═══ INFORMATION PROVIDED
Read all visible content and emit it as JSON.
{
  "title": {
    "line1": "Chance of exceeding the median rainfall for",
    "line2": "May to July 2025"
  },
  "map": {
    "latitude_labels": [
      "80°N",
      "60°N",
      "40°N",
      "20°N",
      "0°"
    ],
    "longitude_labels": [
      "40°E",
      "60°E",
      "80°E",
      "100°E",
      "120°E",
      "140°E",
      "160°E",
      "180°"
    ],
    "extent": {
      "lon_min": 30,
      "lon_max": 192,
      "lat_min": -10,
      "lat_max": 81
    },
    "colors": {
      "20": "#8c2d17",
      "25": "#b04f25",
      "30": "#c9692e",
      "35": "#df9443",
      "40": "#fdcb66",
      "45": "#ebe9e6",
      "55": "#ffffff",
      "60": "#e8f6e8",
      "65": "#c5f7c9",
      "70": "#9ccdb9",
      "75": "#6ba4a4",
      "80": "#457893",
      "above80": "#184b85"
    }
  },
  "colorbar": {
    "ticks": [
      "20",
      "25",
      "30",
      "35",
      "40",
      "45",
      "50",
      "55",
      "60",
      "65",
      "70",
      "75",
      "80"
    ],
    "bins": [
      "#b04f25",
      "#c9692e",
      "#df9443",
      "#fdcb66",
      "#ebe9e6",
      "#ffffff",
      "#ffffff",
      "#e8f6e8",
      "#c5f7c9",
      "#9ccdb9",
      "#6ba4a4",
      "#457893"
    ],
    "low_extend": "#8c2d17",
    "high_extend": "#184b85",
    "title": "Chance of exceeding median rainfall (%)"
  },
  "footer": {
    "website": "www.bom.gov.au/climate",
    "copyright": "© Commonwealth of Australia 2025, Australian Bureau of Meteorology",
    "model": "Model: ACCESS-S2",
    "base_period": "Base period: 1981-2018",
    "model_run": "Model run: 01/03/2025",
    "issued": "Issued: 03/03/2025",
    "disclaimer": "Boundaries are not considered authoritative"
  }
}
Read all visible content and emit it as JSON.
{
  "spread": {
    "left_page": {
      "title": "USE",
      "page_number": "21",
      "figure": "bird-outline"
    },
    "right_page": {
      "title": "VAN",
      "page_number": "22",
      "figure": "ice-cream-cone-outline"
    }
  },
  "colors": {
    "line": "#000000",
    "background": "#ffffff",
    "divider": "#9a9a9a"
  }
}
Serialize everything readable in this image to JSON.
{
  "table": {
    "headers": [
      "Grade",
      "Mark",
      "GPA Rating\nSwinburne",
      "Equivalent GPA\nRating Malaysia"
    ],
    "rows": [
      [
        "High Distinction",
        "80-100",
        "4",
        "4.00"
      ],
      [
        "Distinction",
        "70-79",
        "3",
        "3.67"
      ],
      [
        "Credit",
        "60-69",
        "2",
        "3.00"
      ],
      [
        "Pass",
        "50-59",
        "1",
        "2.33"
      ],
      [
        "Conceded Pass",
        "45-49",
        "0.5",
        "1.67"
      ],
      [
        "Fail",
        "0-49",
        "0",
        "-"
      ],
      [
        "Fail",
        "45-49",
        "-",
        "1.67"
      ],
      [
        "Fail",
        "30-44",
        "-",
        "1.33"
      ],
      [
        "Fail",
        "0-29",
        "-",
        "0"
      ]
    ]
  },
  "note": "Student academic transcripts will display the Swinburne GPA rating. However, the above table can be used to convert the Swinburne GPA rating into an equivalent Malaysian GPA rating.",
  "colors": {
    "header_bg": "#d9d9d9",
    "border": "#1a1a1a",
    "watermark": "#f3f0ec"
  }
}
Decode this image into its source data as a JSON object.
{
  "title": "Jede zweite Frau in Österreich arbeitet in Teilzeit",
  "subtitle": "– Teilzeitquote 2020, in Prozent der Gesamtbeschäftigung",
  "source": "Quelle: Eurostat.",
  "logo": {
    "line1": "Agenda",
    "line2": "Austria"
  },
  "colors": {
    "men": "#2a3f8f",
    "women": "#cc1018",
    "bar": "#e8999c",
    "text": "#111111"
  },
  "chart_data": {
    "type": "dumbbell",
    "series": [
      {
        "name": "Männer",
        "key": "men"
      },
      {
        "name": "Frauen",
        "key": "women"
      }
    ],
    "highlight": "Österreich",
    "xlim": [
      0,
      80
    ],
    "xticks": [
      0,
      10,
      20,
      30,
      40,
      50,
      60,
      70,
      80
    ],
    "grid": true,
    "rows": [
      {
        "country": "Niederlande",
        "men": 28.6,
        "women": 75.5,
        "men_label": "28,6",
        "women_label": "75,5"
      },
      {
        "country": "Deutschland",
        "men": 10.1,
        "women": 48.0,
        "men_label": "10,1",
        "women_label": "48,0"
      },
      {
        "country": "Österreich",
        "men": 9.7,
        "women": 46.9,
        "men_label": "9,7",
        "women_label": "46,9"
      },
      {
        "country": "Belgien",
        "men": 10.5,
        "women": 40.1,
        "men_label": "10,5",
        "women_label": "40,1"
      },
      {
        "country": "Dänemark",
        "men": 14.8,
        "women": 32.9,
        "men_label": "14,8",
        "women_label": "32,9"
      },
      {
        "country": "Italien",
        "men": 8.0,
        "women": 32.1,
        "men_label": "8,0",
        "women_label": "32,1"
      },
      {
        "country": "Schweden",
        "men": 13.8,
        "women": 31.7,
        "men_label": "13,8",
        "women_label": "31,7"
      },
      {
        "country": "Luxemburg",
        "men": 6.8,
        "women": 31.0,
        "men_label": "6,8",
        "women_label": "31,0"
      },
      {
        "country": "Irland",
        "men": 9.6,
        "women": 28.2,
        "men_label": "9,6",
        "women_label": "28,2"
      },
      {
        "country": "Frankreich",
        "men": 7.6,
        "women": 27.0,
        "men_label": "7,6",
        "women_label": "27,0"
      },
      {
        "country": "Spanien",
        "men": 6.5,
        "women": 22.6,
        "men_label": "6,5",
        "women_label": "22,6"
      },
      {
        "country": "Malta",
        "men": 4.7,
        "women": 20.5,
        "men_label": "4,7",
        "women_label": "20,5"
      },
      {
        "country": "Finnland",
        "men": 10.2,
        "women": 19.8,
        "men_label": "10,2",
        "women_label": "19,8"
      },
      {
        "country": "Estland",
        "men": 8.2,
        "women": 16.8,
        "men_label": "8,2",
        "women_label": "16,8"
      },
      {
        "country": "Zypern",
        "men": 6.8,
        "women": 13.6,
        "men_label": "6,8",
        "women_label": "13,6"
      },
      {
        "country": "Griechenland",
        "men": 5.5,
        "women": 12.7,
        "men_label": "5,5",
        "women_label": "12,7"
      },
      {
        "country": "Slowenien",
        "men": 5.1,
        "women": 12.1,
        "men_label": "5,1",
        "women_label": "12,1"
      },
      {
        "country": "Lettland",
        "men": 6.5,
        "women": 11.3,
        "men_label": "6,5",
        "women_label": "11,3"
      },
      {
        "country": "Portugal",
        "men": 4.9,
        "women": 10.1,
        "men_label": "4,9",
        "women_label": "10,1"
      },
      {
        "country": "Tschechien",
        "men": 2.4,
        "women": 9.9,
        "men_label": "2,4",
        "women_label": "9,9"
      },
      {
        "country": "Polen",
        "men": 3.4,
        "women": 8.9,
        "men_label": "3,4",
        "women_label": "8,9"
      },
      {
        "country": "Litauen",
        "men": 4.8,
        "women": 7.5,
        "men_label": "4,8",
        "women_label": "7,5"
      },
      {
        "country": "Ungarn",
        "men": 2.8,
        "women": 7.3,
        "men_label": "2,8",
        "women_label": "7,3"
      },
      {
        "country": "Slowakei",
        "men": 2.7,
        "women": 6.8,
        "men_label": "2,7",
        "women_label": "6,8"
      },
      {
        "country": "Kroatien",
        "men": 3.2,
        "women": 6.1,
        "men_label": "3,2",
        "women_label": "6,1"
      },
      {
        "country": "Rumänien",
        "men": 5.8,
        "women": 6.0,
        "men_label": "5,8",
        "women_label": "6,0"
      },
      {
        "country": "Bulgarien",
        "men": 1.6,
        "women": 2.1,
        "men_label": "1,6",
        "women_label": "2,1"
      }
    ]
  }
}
══════
**DIRECTIONS FOR THIS TASK:**
In the entries above, identify every line with the string "Österreich".

**THE RESPONSE:**
  "title": "Jede zweite Frau in Österreich arbeitet in Teilzeit",
    "highlight": "Österreich",
        "country": "Österreich",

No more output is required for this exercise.